For the material that follows, list every line containing the word "extreme".

## start

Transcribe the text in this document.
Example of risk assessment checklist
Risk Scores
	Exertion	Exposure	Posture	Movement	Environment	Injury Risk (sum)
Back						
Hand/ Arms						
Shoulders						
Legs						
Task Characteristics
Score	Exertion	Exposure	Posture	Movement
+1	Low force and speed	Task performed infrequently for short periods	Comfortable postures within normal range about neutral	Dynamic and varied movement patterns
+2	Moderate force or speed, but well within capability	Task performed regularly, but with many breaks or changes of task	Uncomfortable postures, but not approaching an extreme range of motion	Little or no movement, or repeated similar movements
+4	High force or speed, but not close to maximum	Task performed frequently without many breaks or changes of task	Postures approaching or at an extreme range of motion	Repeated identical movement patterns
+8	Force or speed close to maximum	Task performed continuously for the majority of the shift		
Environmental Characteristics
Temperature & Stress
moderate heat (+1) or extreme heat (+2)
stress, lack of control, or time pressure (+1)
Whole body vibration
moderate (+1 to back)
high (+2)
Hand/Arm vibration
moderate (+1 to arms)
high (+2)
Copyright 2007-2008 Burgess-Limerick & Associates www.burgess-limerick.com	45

## end

*Result:*
+2	Moderate force or speed, but well within capability	Task performed regularly, but with many breaks or changes of task	Uncomfortable postures, but not approaching an extreme range of motion	Little or no movement, or repeated similar movements
+4	High force or speed, but not close to maximum	Task performed frequently without many breaks or changes of task	Postures approaching or at an extreme range of motion	Repeated identical movement patterns
moderate heat (+1) or extreme heat (+2)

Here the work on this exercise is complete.